> **TASK REQUIREMENTS**: Set the data down again, exactly as it reads, but without the pictures.

> **MATERIAL**:
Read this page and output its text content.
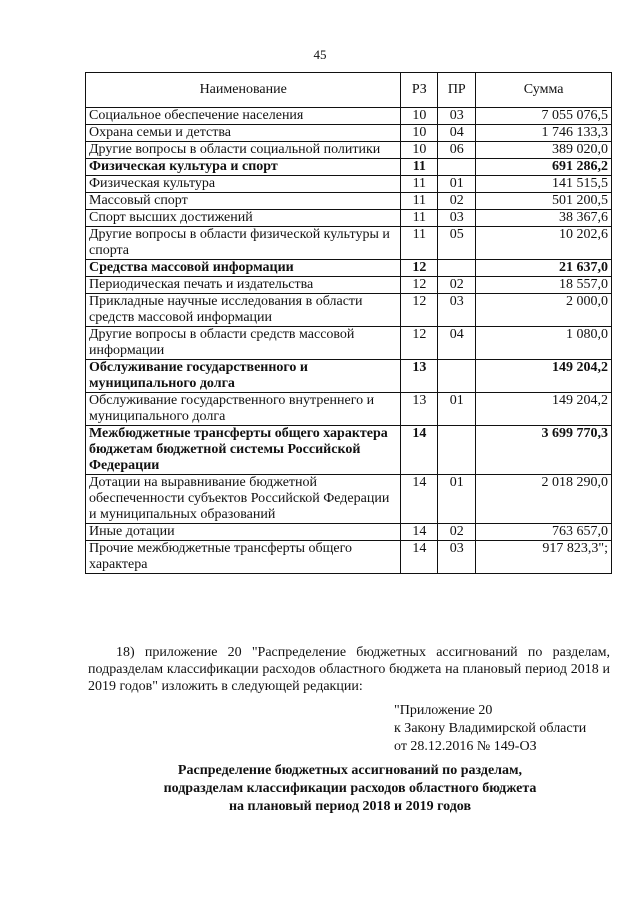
45
Наименование	РЗ	ПР	Сумма
Социальное обеспечение населения	10	03	7 055 076,5
Охрана семьи и детства	10	04	1 746 133,3
Другие вопросы в области социальной политики	10	06	389 020,0
Физическая культура и спорт	11		691 286,2
Физическая культура	11	01	141 515,5
Массовый спорт	11	02	501 200,5
Спорт высших достижений	11	03	38 367,6
Другие вопросы в области физической культуры и спорта	11	05	10 202,6
Средства массовой информации	12		21 637,0
Периодическая печать и издательства	12	02	18 557,0
Прикладные научные исследования в области средств массовой информации	12	03	2 000,0
Другие вопросы в области средств массовой информации	12	04	1 080,0
Обслуживание государственного и муниципального долга	13		149 204,2
Обслуживание государственного внутреннего и муниципального долга	13	01	149 204,2
Межбюджетные трансферты общего характера бюджетам бюджетной системы Российской Федерации	14		3 699 770,3
Дотации на выравнивание бюджетной обеспеченности субъектов Российской Федерации и муниципальных образований	14	01	2 018 290,0
Иные дотации	14	02	763 657,0
Прочие межбюджетные трансферты общего характера	14	03	917 823,3";
18) приложение 20 "Распределение бюджетных ассигнований по разделам, подразделам классификации расходов областного бюджета на плановый период 2018 и 2019 годов" изложить в следующей редакции:
"Приложение 20
к Закону Владимирской области
от 28.12.2016 № 149-ОЗ
Распределение бюджетных ассигнований по разделам,
подразделам классификации расходов областного бюджета
на плановый период 2018 и 2019 годов
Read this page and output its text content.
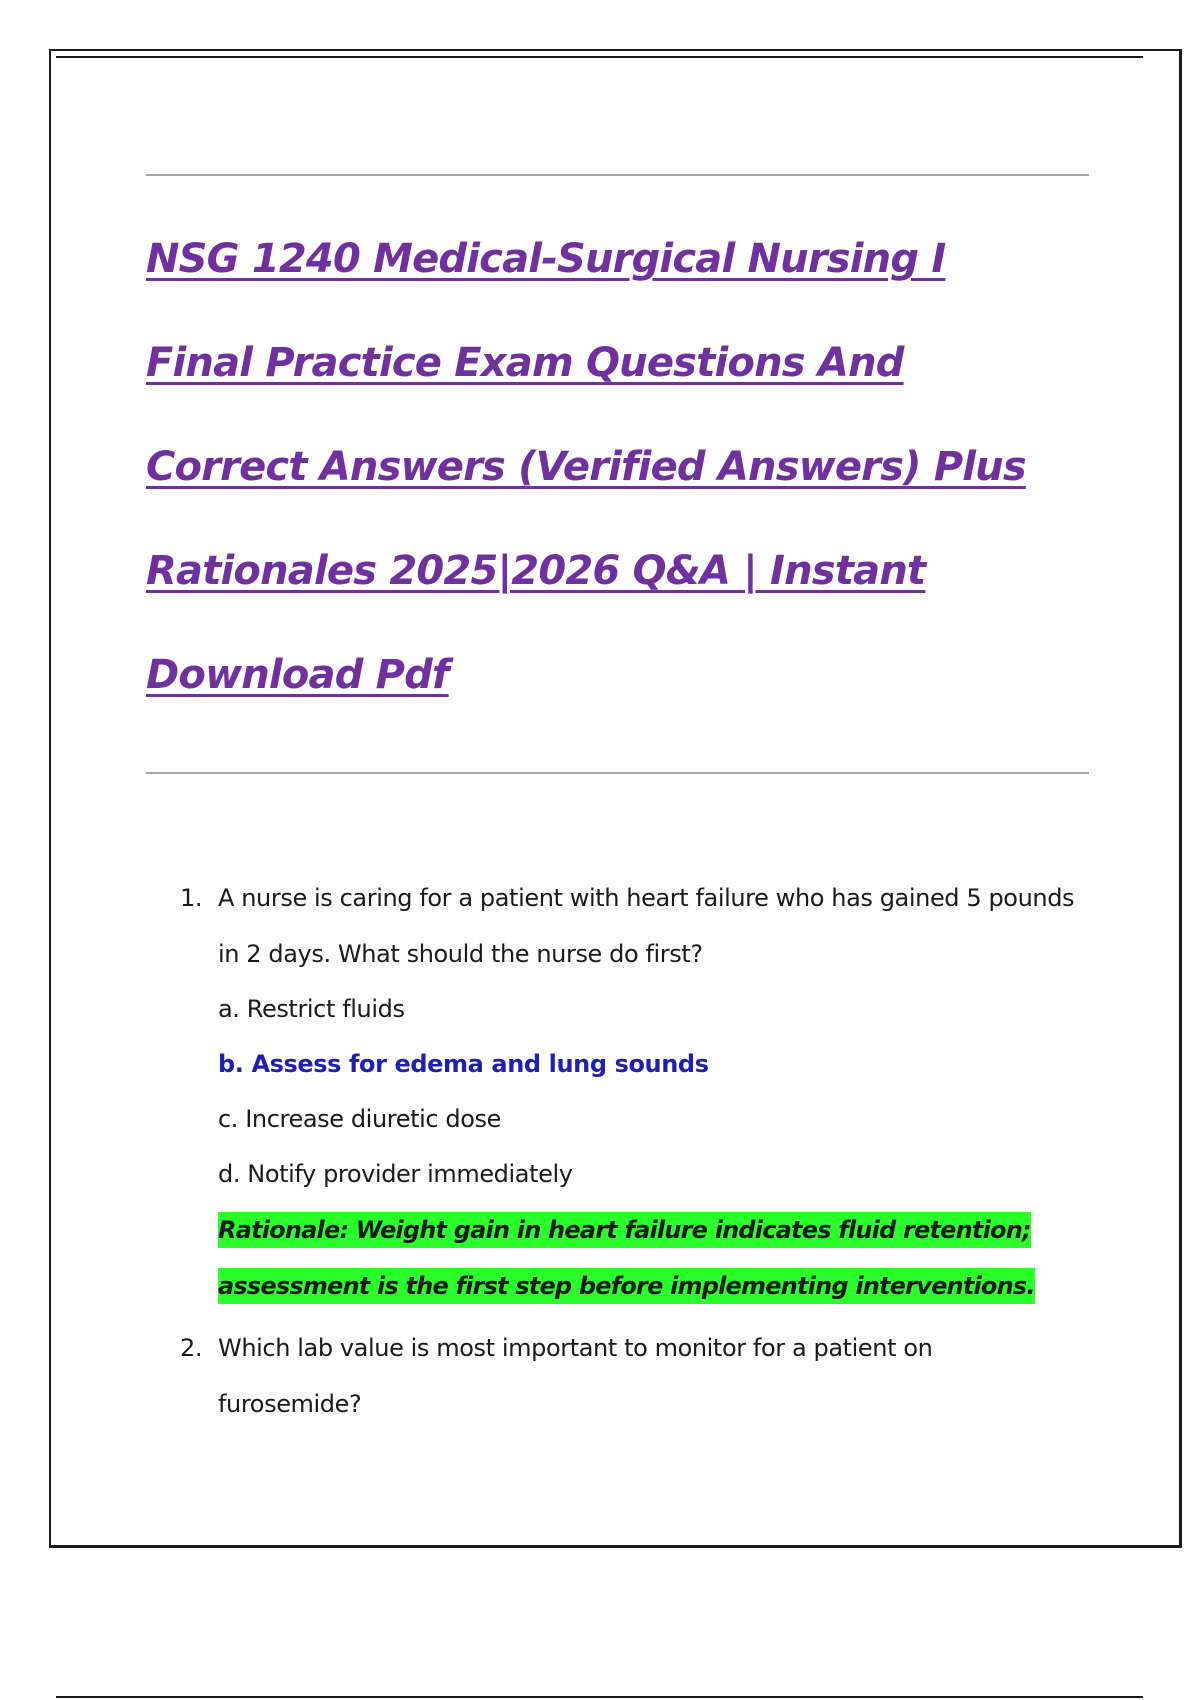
NSG 1240 Medical-Surgical Nursing I
Final Practice Exam Questions And
Correct Answers (Verified Answers) Plus
Rationales 2025|2026 Q&A | Instant
Download Pdf
1. A nurse is caring for a patient with heart failure who has gained 5 pounds in 2 days. What should the nurse do first?
a. Restrict fluids
b. Assess for edema and lung sounds
c. Increase diuretic dose
d. Notify provider immediately
Rationale: Weight gain in heart failure indicates fluid retention; assessment is the first step before implementing interventions.
2. Which lab value is most important to monitor for a patient on furosemide?
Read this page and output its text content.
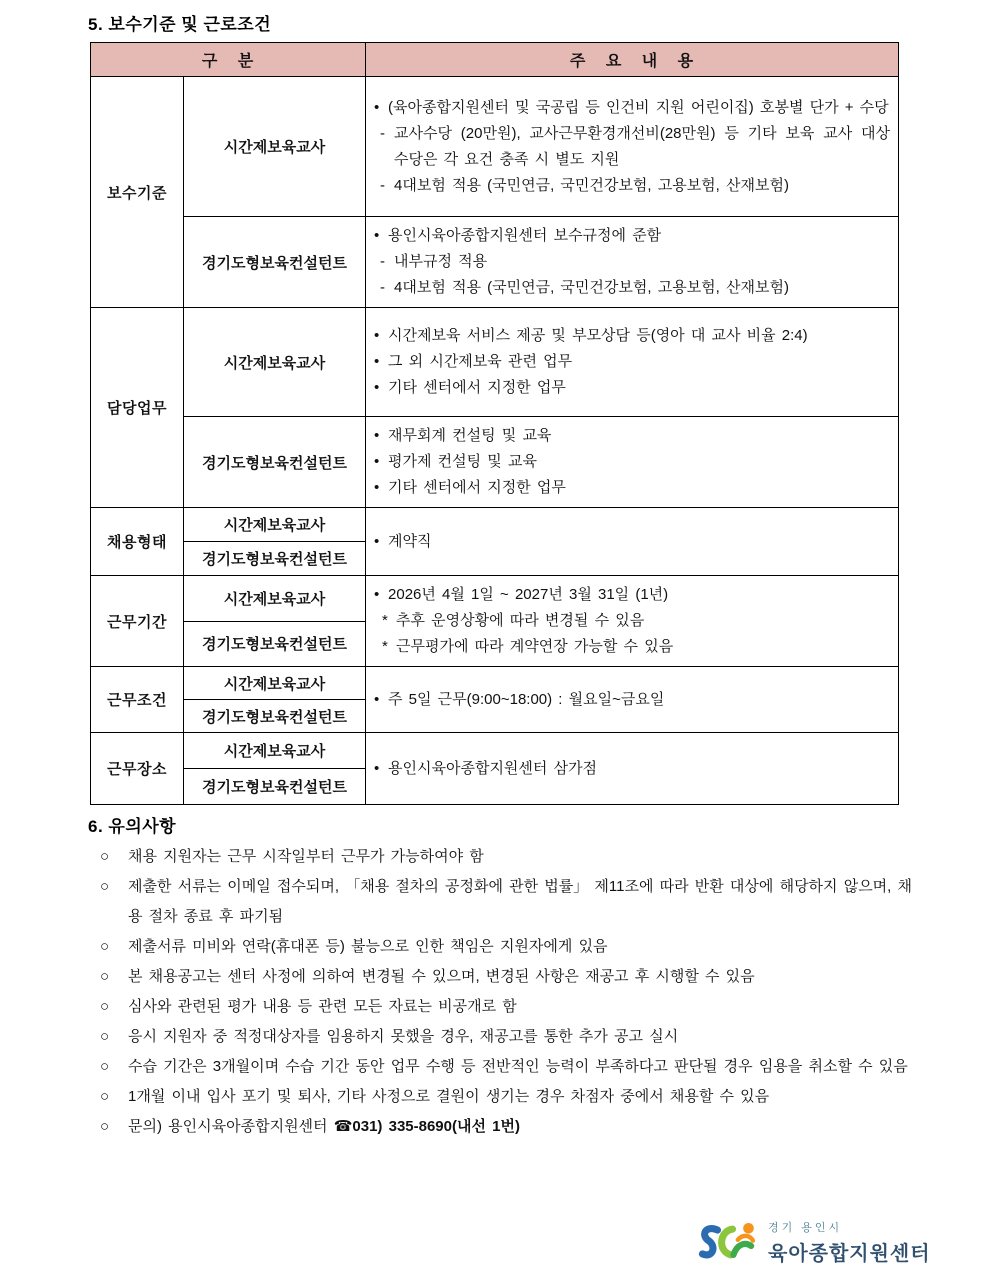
5. 보수기준 및 근로조건
구 분		주 요 내 용
보수기준	시간제보육교사	
• (육아종합지원센터 및 국공립 등 인건비 지원 어린이집) 호봉별 단가 + 수당
- 교사수당 (20만원), 교사근무환경개선비(28만원) 등 기타 보육 교사 대상 수당은 각 요건 충족 시 별도 지원
- 4대보험 적용 (국민연금, 국민건강보험, 고용보험, 산재보험)

경기도형보육컨설턴트	
• 용인시육아종합지원센터 보수규정에 준함
- 내부규정 적용
- 4대보험 적용 (국민연금, 국민건강보험, 고용보험, 산재보험)

담당업무	시간제보육교사	
• 시간제보육 서비스 제공 및 부모상담 등(영아 대 교사 비율 2:4)
• 그 외 시간제보육 관련 업무
• 기타 센터에서 지정한 업무

경기도형보육컨설턴트	
• 재무회계 컨설팅 및 교육
• 평가제 컨설팅 및 교육
• 기타 센터에서 지정한 업무

채용형태	시간제보육교사	• 계약직

	경기도형보육컨설턴트	
근무기간	시간제보육교사	• 2026년 4월 1일 ~ 2027년 3월 31일 (1년)
* 추후 운영상황에 따라 변경될 수 있음
* 근무평가에 따라 계약연장 가능할 수 있음

	경기도형보육컨설턴트	
근무조건	시간제보육교사	• 주 5일 근무(9:00~18:00) : 월요일~금요일

	경기도형보육컨설턴트	
근무장소	시간제보육교사	• 용인시육아종합지원센터 삼가점

	경기도형보육컨설턴트	
6. 유의사항
○	채용 지원자는 근무 시작일부터 근무가 가능하여야 함
○	제출한 서류는 이메일 접수되며, 「채용 절차의 공정화에 관한 법률」 제11조에 따라 반환 대상에 해당하지 않으며, 채용 절차 종료 후 파기됨
○	제출서류 미비와 연락(휴대폰 등) 불능으로 인한 책임은 지원자에게 있음
○	본 채용공고는 센터 사정에 의하여 변경될 수 있으며, 변경된 사항은 재공고 후 시행할 수 있음
○	심사와 관련된 평가 내용 등 관련 모든 자료는 비공개로 함
○	응시 지원자 중 적정대상자를 임용하지 못했을 경우, 재공고를 통한 추가 공고 실시
○	수습 기간은 3개월이며 수습 기간 동안 업무 수행 등 전반적인 능력이 부족하다고 판단될 경우 임용을 취소할 수 있음
○	1개월 이내 입사 포기 및 퇴사, 기타 사정으로 결원이 생기는 경우 차점자 중에서 채용할 수 있음
○	문의) 용인시육아종합지원센터 ☎031) 335-8690(내선 1번)
경기 용인시
육아종합지원센터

> **OUTPUT FOR THIS EXERCISE**:
Read this page and output its text content.
45
Наименование	РЗ	ПР	Сумма
Социальное обеспечение населения	10	03	7 055 076,5
Охрана семьи и детства	10	04	1 746 133,3
Другие вопросы в области социальной политики	10	06	389 020,0
Физическая культура и спорт	11		691 286,2
Физическая культура	11	01	141 515,5
Массовый спорт	11	02	501 200,5
Спорт высших достижений	11	03	38 367,6
Другие вопросы в области физической культуры и спорта	11	05	10 202,6
Средства массовой информации	12		21 637,0
Периодическая печать и издательства	12	02	18 557,0
Прикладные научные исследования в области средств массовой информации	12	03	2 000,0
Другие вопросы в области средств массовой информации	12	04	1 080,0
Обслуживание государственного и муниципального долга	13		149 204,2
Обслуживание государственного внутреннего и муниципального долга	13	01	149 204,2
Межбюджетные трансферты общего характера бюджетам бюджетной системы Российской Федерации	14		3 699 770,3
Дотации на выравнивание бюджетной обеспеченности субъектов Российской Федерации и муниципальных образований	14	01	2 018 290,0
Иные дотации	14	02	763 657,0
Прочие межбюджетные трансферты общего характера	14	03	917 823,3";
18) приложение 20 "Распределение бюджетных ассигнований по разделам, подразделам классификации расходов областного бюджета на плановый период 2018 и 2019 годов" изложить в следующей редакции:
"Приложение 20
к Закону Владимирской области
от 28.12.2016 № 149-ОЗ
Распределение бюджетных ассигнований по разделам,
подразделам классификации расходов областного бюджета
на плановый период 2018 и 2019 годов
Read this page and output its text content.
NSG 1240 Medical-Surgical Nursing I
Final Practice Exam Questions And
Correct Answers (Verified Answers) Plus
Rationales 2025|2026 Q&A | Instant
Download Pdf
1. A nurse is caring for a patient with heart failure who has gained 5 pounds in 2 days. What should the nurse do first?
a. Restrict fluids
b. Assess for edema and lung sounds
c. Increase diuretic dose
d. Notify provider immediately
Rationale: Weight gain in heart failure indicates fluid retention; assessment is the first step before implementing interventions.
2. Which lab value is most important to monitor for a patient on furosemide?
Read this page and output its text content.
5. 보수기준 및 근로조건
구 분		주 요 내 용
보수기준	시간제보육교사	
• (육아종합지원센터 및 국공립 등 인건비 지원 어린이집) 호봉별 단가 + 수당
- 교사수당 (20만원), 교사근무환경개선비(28만원) 등 기타 보육 교사 대상 수당은 각 요건 충족 시 별도 지원
- 4대보험 적용 (국민연금, 국민건강보험, 고용보험, 산재보험)

경기도형보육컨설턴트	
• 용인시육아종합지원센터 보수규정에 준함
- 내부규정 적용
- 4대보험 적용 (국민연금, 국민건강보험, 고용보험, 산재보험)

담당업무	시간제보육교사	
• 시간제보육 서비스 제공 및 부모상담 등(영아 대 교사 비율 2:4)
• 그 외 시간제보육 관련 업무
• 기타 센터에서 지정한 업무

경기도형보육컨설턴트	
• 재무회계 컨설팅 및 교육
• 평가제 컨설팅 및 교육
• 기타 센터에서 지정한 업무

채용형태	시간제보육교사	• 계약직

	경기도형보육컨설턴트	
근무기간	시간제보육교사	• 2026년 4월 1일 ~ 2027년 3월 31일 (1년)
* 추후 운영상황에 따라 변경될 수 있음
* 근무평가에 따라 계약연장 가능할 수 있음

	경기도형보육컨설턴트	
근무조건	시간제보육교사	• 주 5일 근무(9:00~18:00) : 월요일~금요일

	경기도형보육컨설턴트	
근무장소	시간제보육교사	• 용인시육아종합지원센터 삼가점

	경기도형보육컨설턴트	
6. 유의사항
○	채용 지원자는 근무 시작일부터 근무가 가능하여야 함
○	제출한 서류는 이메일 접수되며, 「채용 절차의 공정화에 관한 법률」 제11조에 따라 반환 대상에 해당하지 않으며, 채용 절차 종료 후 파기됨
○	제출서류 미비와 연락(휴대폰 등) 불능으로 인한 책임은 지원자에게 있음
○	본 채용공고는 센터 사정에 의하여 변경될 수 있으며, 변경된 사항은 재공고 후 시행할 수 있음
○	심사와 관련된 평가 내용 등 관련 모든 자료는 비공개로 함
○	응시 지원자 중 적정대상자를 임용하지 못했을 경우, 재공고를 통한 추가 공고 실시
○	수습 기간은 3개월이며 수습 기간 동안 업무 수행 등 전반적인 능력이 부족하다고 판단될 경우 임용을 취소할 수 있음
○	1개월 이내 입사 포기 및 퇴사, 기타 사정으로 결원이 생기는 경우 차점자 중에서 채용할 수 있음
○	문의) 용인시육아종합지원센터 ☎031) 335-8690(내선 1번)
경기 용인시
육아종합지원센터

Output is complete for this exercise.